Skip any picture you find and retype all the remaining lines exactly.

BEGIN

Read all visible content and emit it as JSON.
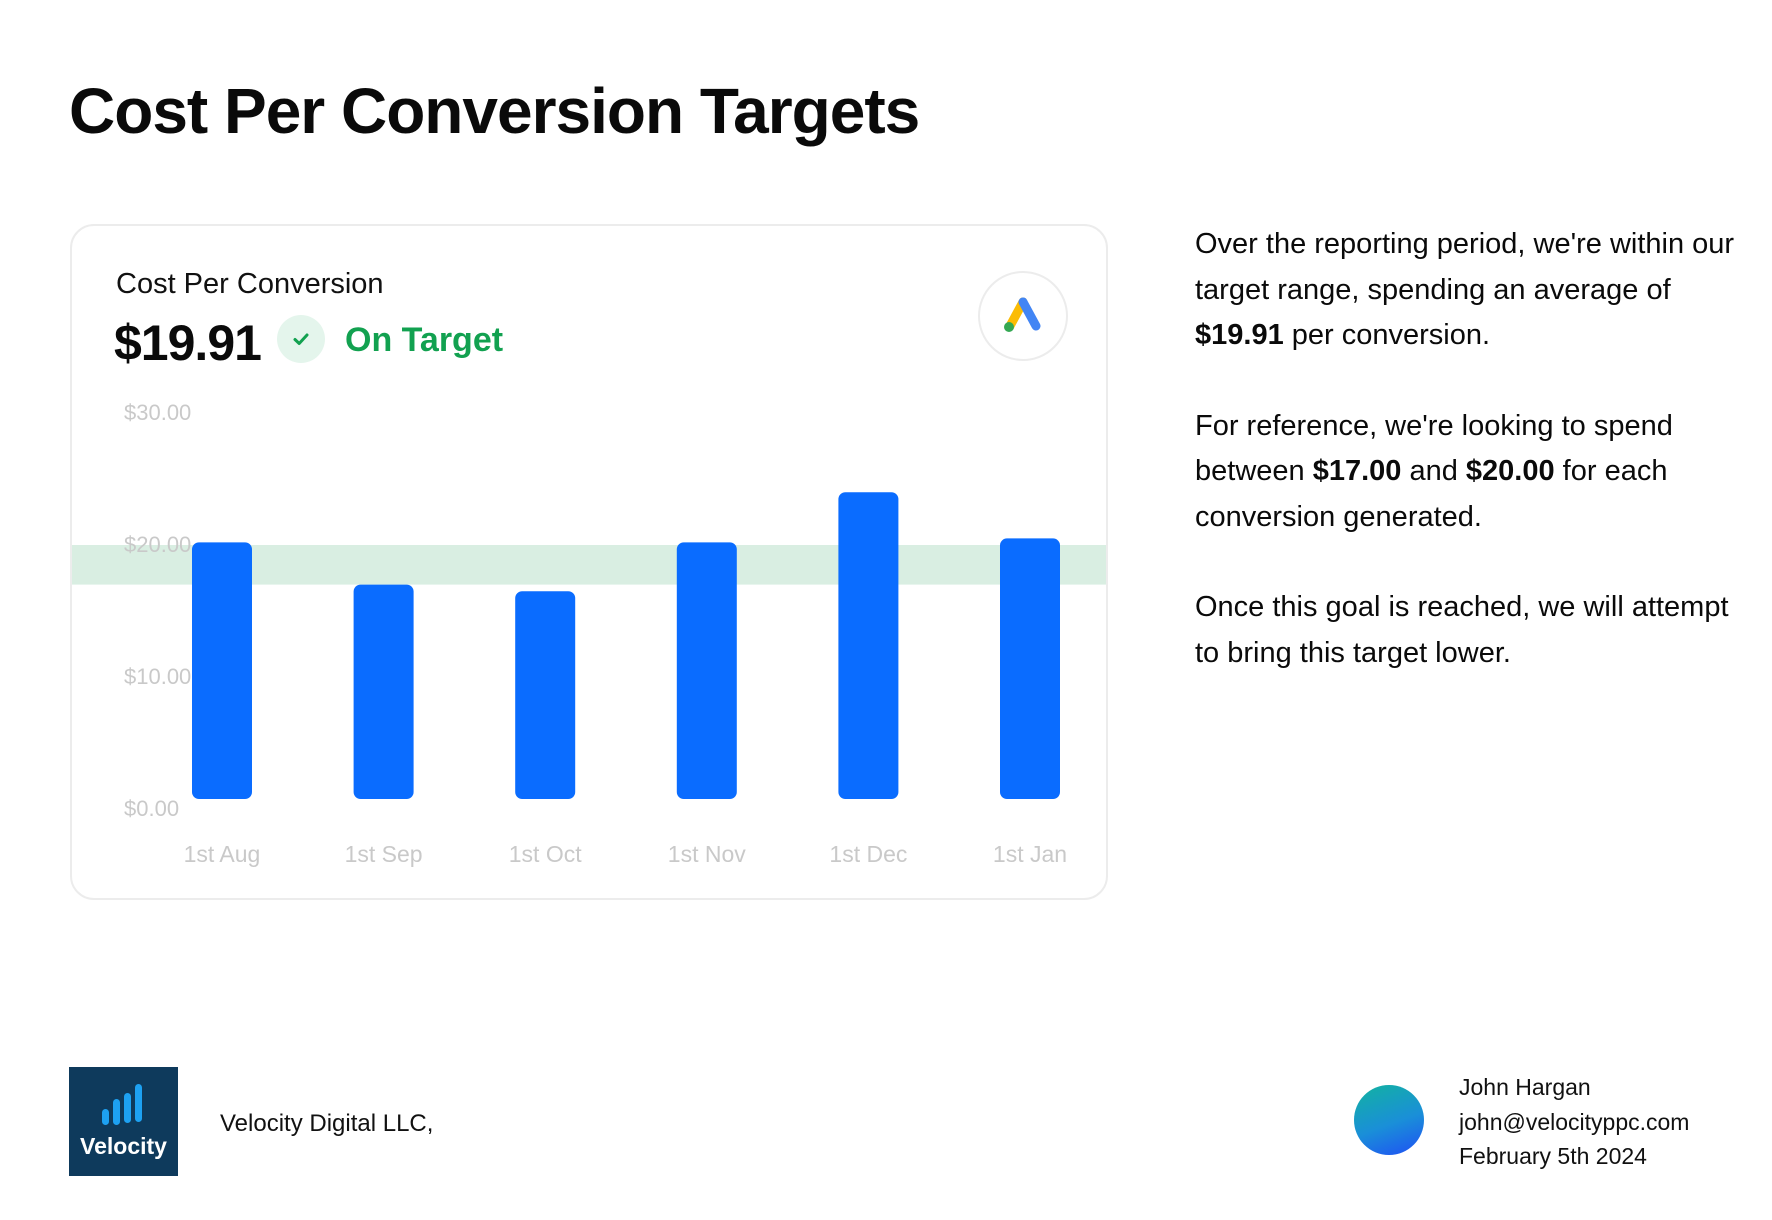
{
  "page": {
    "title": "Cost Per Conversion Targets"
  },
  "card": {
    "label": "Cost Per Conversion",
    "value": "$19.91",
    "status": "On Target",
    "status_icon": "check-icon",
    "logo_icon": "google-ads-icon"
  },
  "chart_data": {
    "type": "bar",
    "categories": [
      "1st Aug",
      "1st Sep",
      "1st Oct",
      "1st Nov",
      "1st Dec",
      "1st Jan"
    ],
    "values": [
      20.2,
      17.0,
      16.5,
      20.2,
      24.0,
      20.5
    ],
    "y_ticks": [
      "$0.00",
      "$10.00",
      "$20.00",
      "$30.00"
    ],
    "y_tick_values": [
      0,
      10,
      20,
      30
    ],
    "ylim": [
      0,
      30
    ],
    "target_band": [
      17,
      20
    ],
    "bar_color": "#0a6cff",
    "band_color": "#d9eee2",
    "grid": false
  },
  "commentary": {
    "p1_pre": "Over the reporting period, we're within our target range, spending an average of ",
    "p1_bold": "$19.91",
    "p1_post": " per conversion.",
    "p2_pre": "For reference, we're looking to spend between ",
    "p2_bold1": "$17.00",
    "p2_mid": " and ",
    "p2_bold2": "$20.00",
    "p2_post": " for each conversion generated.",
    "p3": "Once this goal is reached, we will attempt to bring this target lower."
  },
  "footer": {
    "logo_text": "Velocity",
    "logo_icon": "velocity-bars-icon",
    "company": "Velocity Digital LLC,",
    "contact_name": "John Hargan",
    "contact_email": "john@velocityppc.com",
    "date": "February 5th 2024"
  }
}
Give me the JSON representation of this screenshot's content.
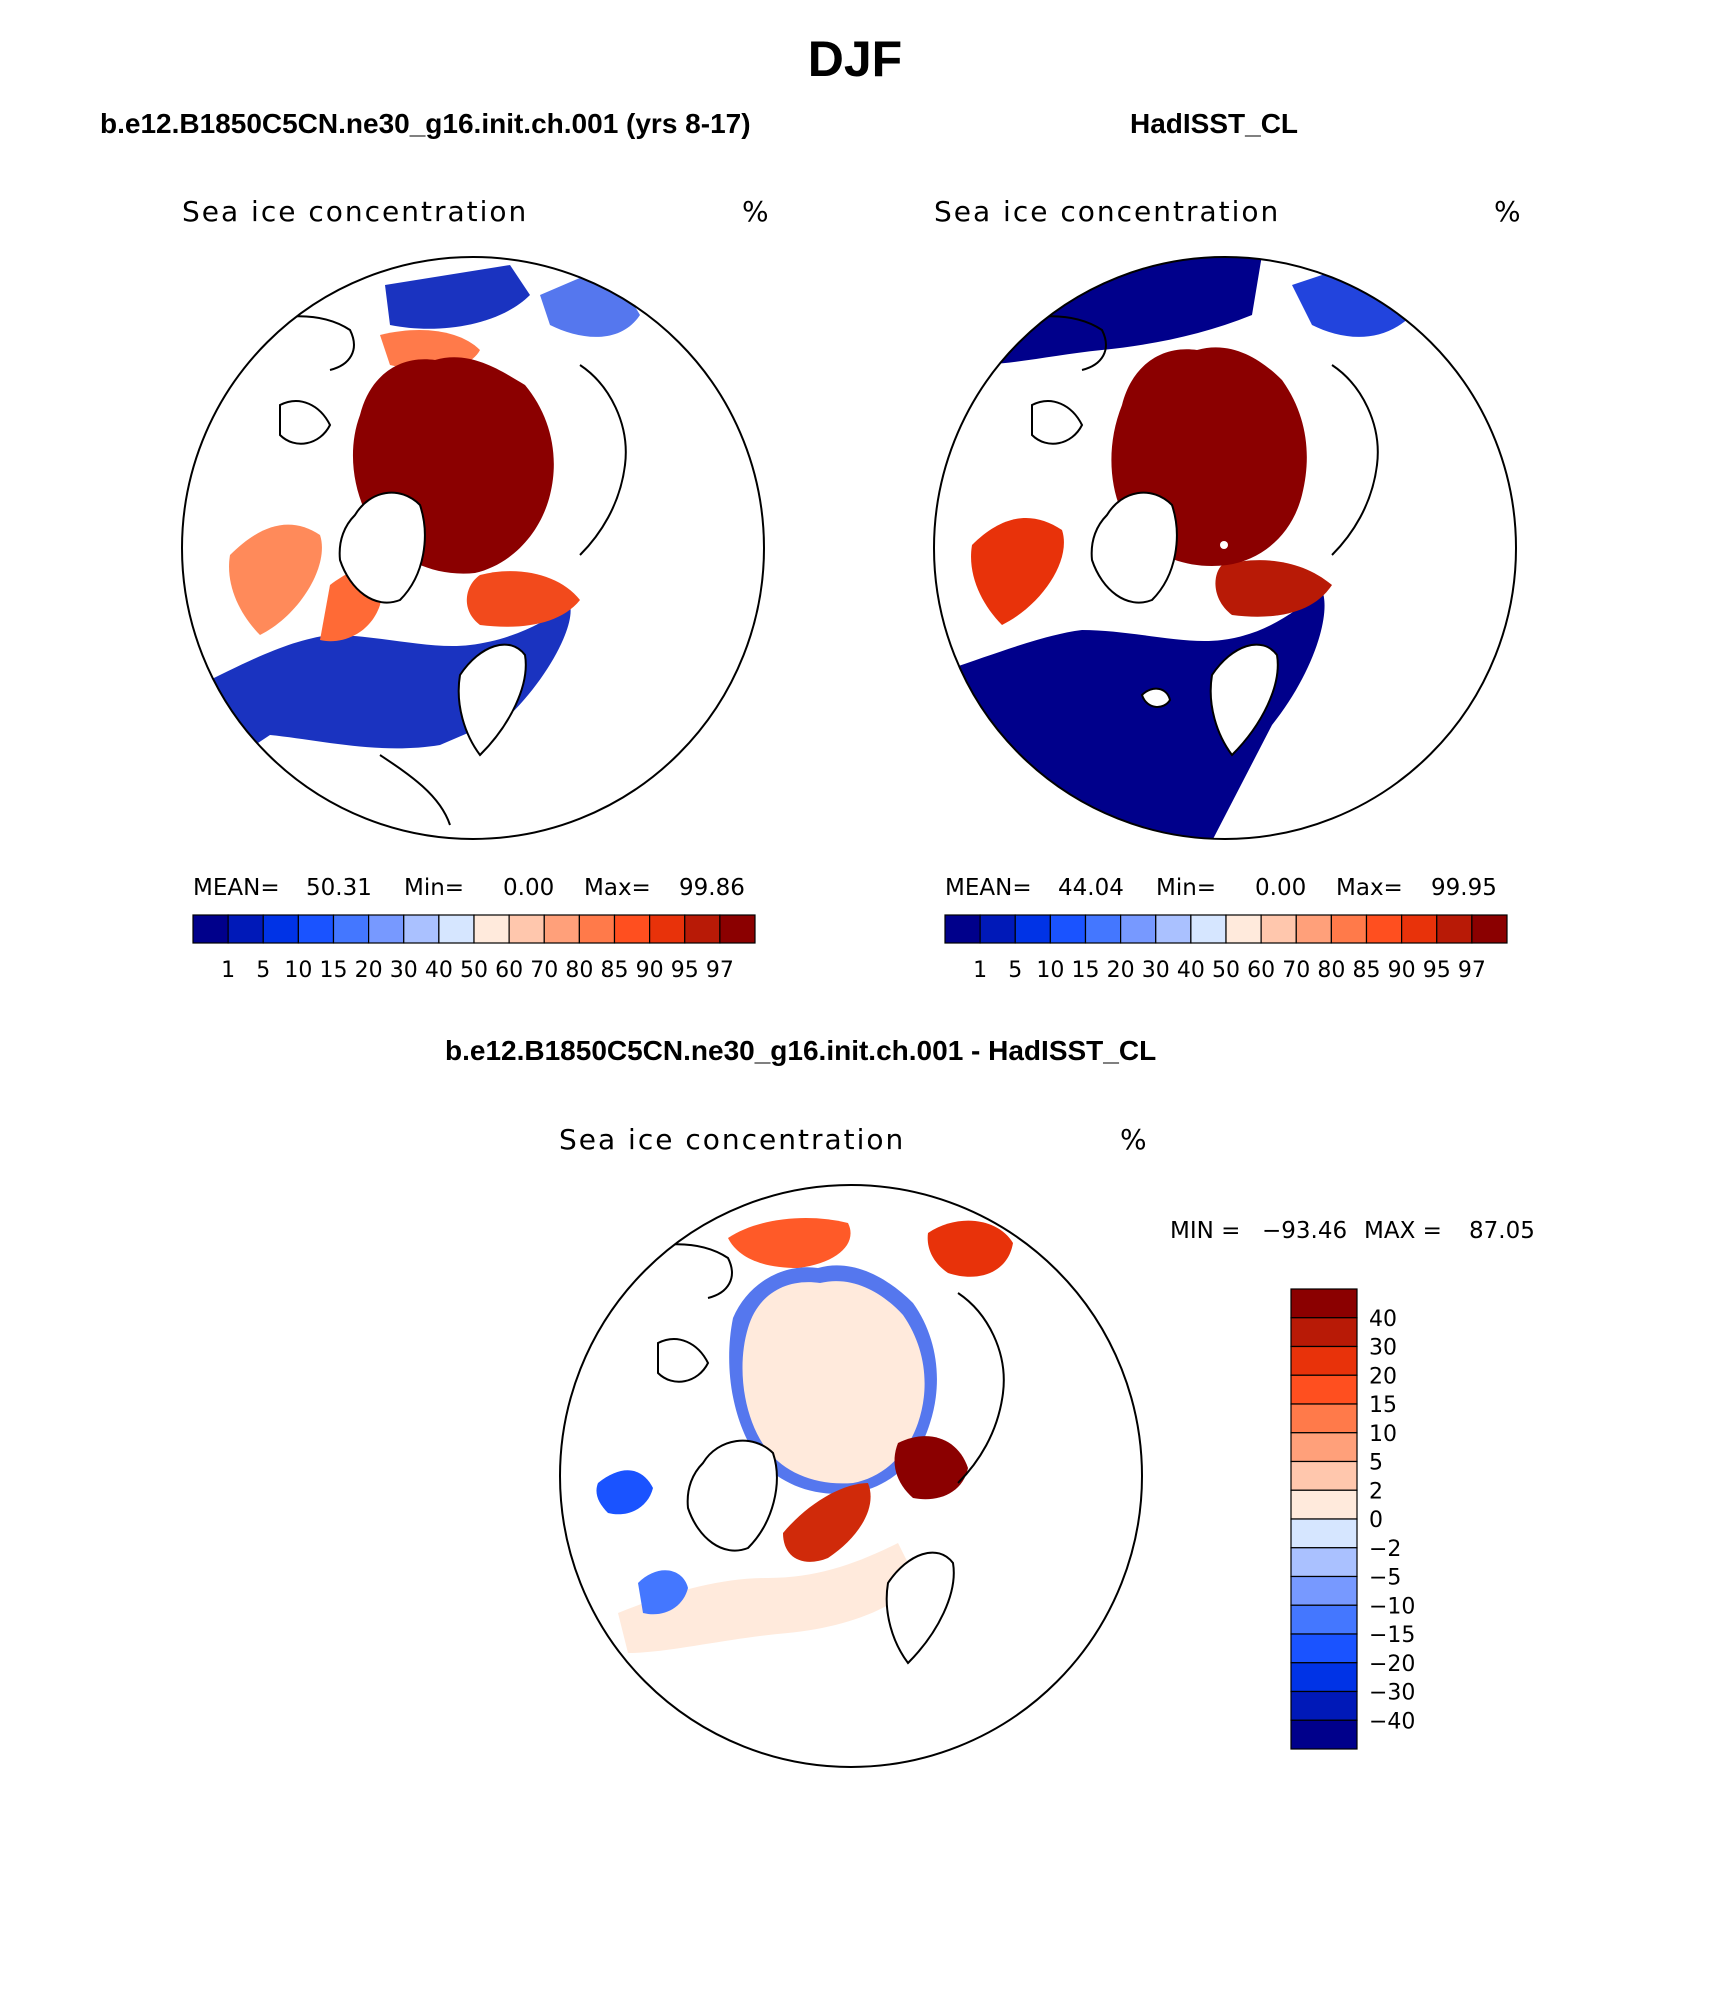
{
  "page": {
    "title": "DJF"
  },
  "panels": [
    {
      "id": "model",
      "title": "b.e12.B1850C5CN.ne30_g16.init.ch.001 (yrs 8-17)",
      "variable": "Sea ice concentration",
      "units": "%",
      "stats": {
        "mean_label": "MEAN=",
        "mean": "50.31",
        "min_label": "Min=",
        "min": "0.00",
        "max_label": "Max=",
        "max": "99.86"
      }
    },
    {
      "id": "obs",
      "title": "HadISST_CL",
      "variable": "Sea ice concentration",
      "units": "%",
      "stats": {
        "mean_label": "MEAN=",
        "mean": "44.04",
        "min_label": "Min=",
        "min": "0.00",
        "max_label": "Max=",
        "max": "99.95"
      }
    },
    {
      "id": "diff",
      "title": "b.e12.B1850C5CN.ne30_g16.init.ch.001 - HadISST_CL",
      "variable": "Sea ice concentration",
      "units": "%",
      "stats": {
        "min_label": "MIN =",
        "min": "−93.46",
        "max_label": "MAX =",
        "max": "87.05"
      }
    }
  ],
  "colorbars": {
    "concentration": {
      "colors": [
        "#00008b",
        "#0019b8",
        "#0033e6",
        "#1a53ff",
        "#4477ff",
        "#7799ff",
        "#aac1ff",
        "#d6e6ff",
        "#ffeadc",
        "#ffc7ad",
        "#ffa07a",
        "#ff7a4a",
        "#ff4f1f",
        "#e8320a",
        "#b81a06",
        "#8b0000"
      ],
      "labels": [
        "1",
        "5",
        "10",
        "15",
        "20",
        "30",
        "40",
        "50",
        "60",
        "70",
        "80",
        "85",
        "90",
        "95",
        "97"
      ]
    },
    "difference": {
      "colors": [
        "#8b0000",
        "#b81a06",
        "#e8320a",
        "#ff4f1f",
        "#ff7a4a",
        "#ffa07a",
        "#ffc7ad",
        "#ffeadc",
        "#d6e6ff",
        "#aac1ff",
        "#7799ff",
        "#4477ff",
        "#1a53ff",
        "#0033e6",
        "#0019b8",
        "#00008b"
      ],
      "labels": [
        "40",
        "30",
        "20",
        "15",
        "10",
        "5",
        "2",
        "0",
        "−2",
        "−5",
        "−10",
        "−15",
        "−20",
        "−30",
        "−40"
      ]
    }
  },
  "legend_colors": {
    "land": "#ffffff",
    "open_ocean": "#ffffff",
    "coastline": "#000000"
  }
}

END

→ **The output**
Read all visible content and emit it as JSON.
{
  "page": {
    "title": "Cost Per Conversion Targets"
  },
  "card": {
    "label": "Cost Per Conversion",
    "value": "$19.91",
    "status": "On Target",
    "status_icon": "check-icon",
    "logo_icon": "google-ads-icon"
  },
  "chart_data": {
    "type": "bar",
    "categories": [
      "1st Aug",
      "1st Sep",
      "1st Oct",
      "1st Nov",
      "1st Dec",
      "1st Jan"
    ],
    "values": [
      20.2,
      17.0,
      16.5,
      20.2,
      24.0,
      20.5
    ],
    "y_ticks": [
      "$0.00",
      "$10.00",
      "$20.00",
      "$30.00"
    ],
    "y_tick_values": [
      0,
      10,
      20,
      30
    ],
    "ylim": [
      0,
      30
    ],
    "target_band": [
      17,
      20
    ],
    "bar_color": "#0a6cff",
    "band_color": "#d9eee2",
    "grid": false
  },
  "commentary": {
    "p1_pre": "Over the reporting period, we're within our target range, spending an average of ",
    "p1_bold": "$19.91",
    "p1_post": " per conversion.",
    "p2_pre": "For reference, we're looking to spend between ",
    "p2_bold1": "$17.00",
    "p2_mid": " and ",
    "p2_bold2": "$20.00",
    "p2_post": " for each conversion generated.",
    "p3": "Once this goal is reached, we will attempt to bring this target lower."
  },
  "footer": {
    "logo_text": "Velocity",
    "logo_icon": "velocity-bars-icon",
    "company": "Velocity Digital LLC,",
    "contact_name": "John Hargan",
    "contact_email": "john@velocityppc.com",
    "date": "February 5th 2024"
  }
}
Give me the JSON representation of this screenshot's content.
{
  "page": {
    "title": "DJF"
  },
  "panels": [
    {
      "id": "model",
      "title": "b.e12.B1850C5CN.ne30_g16.init.ch.001 (yrs 8-17)",
      "variable": "Sea ice concentration",
      "units": "%",
      "stats": {
        "mean_label": "MEAN=",
        "mean": "50.31",
        "min_label": "Min=",
        "min": "0.00",
        "max_label": "Max=",
        "max": "99.86"
      }
    },
    {
      "id": "obs",
      "title": "HadISST_CL",
      "variable": "Sea ice concentration",
      "units": "%",
      "stats": {
        "mean_label": "MEAN=",
        "mean": "44.04",
        "min_label": "Min=",
        "min": "0.00",
        "max_label": "Max=",
        "max": "99.95"
      }
    },
    {
      "id": "diff",
      "title": "b.e12.B1850C5CN.ne30_g16.init.ch.001 - HadISST_CL",
      "variable": "Sea ice concentration",
      "units": "%",
      "stats": {
        "min_label": "MIN =",
        "min": "−93.46",
        "max_label": "MAX =",
        "max": "87.05"
      }
    }
  ],
  "colorbars": {
    "concentration": {
      "colors": [
        "#00008b",
        "#0019b8",
        "#0033e6",
        "#1a53ff",
        "#4477ff",
        "#7799ff",
        "#aac1ff",
        "#d6e6ff",
        "#ffeadc",
        "#ffc7ad",
        "#ffa07a",
        "#ff7a4a",
        "#ff4f1f",
        "#e8320a",
        "#b81a06",
        "#8b0000"
      ],
      "labels": [
        "1",
        "5",
        "10",
        "15",
        "20",
        "30",
        "40",
        "50",
        "60",
        "70",
        "80",
        "85",
        "90",
        "95",
        "97"
      ]
    },
    "difference": {
      "colors": [
        "#8b0000",
        "#b81a06",
        "#e8320a",
        "#ff4f1f",
        "#ff7a4a",
        "#ffa07a",
        "#ffc7ad",
        "#ffeadc",
        "#d6e6ff",
        "#aac1ff",
        "#7799ff",
        "#4477ff",
        "#1a53ff",
        "#0033e6",
        "#0019b8",
        "#00008b"
      ],
      "labels": [
        "40",
        "30",
        "20",
        "15",
        "10",
        "5",
        "2",
        "0",
        "−2",
        "−5",
        "−10",
        "−15",
        "−20",
        "−30",
        "−40"
      ]
    }
  },
  "legend_colors": {
    "land": "#ffffff",
    "open_ocean": "#ffffff",
    "coastline": "#000000"
  }
}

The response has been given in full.